[Dataset items]
============

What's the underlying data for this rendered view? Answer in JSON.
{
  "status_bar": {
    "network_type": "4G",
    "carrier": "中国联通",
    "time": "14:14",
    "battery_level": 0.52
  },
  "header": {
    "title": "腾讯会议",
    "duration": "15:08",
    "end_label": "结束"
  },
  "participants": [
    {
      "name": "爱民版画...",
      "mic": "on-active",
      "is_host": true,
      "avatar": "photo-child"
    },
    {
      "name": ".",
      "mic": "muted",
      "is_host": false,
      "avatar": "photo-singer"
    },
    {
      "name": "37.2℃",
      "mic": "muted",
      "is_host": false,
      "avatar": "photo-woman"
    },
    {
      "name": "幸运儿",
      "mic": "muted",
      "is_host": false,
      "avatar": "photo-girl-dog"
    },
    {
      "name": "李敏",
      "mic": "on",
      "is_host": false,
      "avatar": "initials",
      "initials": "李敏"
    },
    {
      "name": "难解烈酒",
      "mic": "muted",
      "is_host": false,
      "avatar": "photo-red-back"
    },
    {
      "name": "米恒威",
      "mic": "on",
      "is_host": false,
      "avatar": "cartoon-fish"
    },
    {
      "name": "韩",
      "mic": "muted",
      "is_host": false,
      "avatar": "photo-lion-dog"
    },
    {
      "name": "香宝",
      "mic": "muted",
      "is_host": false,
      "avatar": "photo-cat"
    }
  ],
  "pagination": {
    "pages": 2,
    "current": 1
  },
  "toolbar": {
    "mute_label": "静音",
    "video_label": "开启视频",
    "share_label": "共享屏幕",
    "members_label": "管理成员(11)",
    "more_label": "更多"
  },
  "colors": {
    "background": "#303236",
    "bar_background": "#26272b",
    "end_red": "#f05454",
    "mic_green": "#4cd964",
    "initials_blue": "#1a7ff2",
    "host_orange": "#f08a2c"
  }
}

============

**What is expected**
Transcribe the full listing above without leaving anything out.

**Answer to this problem**
What's the underlying data for this rendered view? Answer in JSON.
{
  "status_bar": {
    "network_type": "4G",
    "carrier": "中国联通",
    "time": "14:14",
    "battery_level": 0.52
  },
  "header": {
    "title": "腾讯会议",
    "duration": "15:08",
    "end_label": "结束"
  },
  "participants": [
    {
      "name": "爱民版画...",
      "mic": "on-active",
      "is_host": true,
      "avatar": "photo-child"
    },
    {
      "name": ".",
      "mic": "muted",
      "is_host": false,
      "avatar": "photo-singer"
    },
    {
      "name": "37.2℃",
      "mic": "muted",
      "is_host": false,
      "avatar": "photo-woman"
    },
    {
      "name": "幸运儿",
      "mic": "muted",
      "is_host": false,
      "avatar": "photo-girl-dog"
    },
    {
      "name": "李敏",
      "mic": "on",
      "is_host": false,
      "avatar": "initials",
      "initials": "李敏"
    },
    {
      "name": "难解烈酒",
      "mic": "muted",
      "is_host": false,
      "avatar": "photo-red-back"
    },
    {
      "name": "米恒威",
      "mic": "on",
      "is_host": false,
      "avatar": "cartoon-fish"
    },
    {
      "name": "韩",
      "mic": "muted",
      "is_host": false,
      "avatar": "photo-lion-dog"
    },
    {
      "name": "香宝",
      "mic": "muted",
      "is_host": false,
      "avatar": "photo-cat"
    }
  ],
  "pagination": {
    "pages": 2,
    "current": 1
  },
  "toolbar": {
    "mute_label": "静音",
    "video_label": "开启视频",
    "share_label": "共享屏幕",
    "members_label": "管理成员(11)",
    "more_label": "更多"
  },
  "colors": {
    "background": "#303236",
    "bar_background": "#26272b",
    "end_red": "#f05454",
    "mic_green": "#4cd964",
    "initials_blue": "#1a7ff2",
    "host_orange": "#f08a2c"
  }
}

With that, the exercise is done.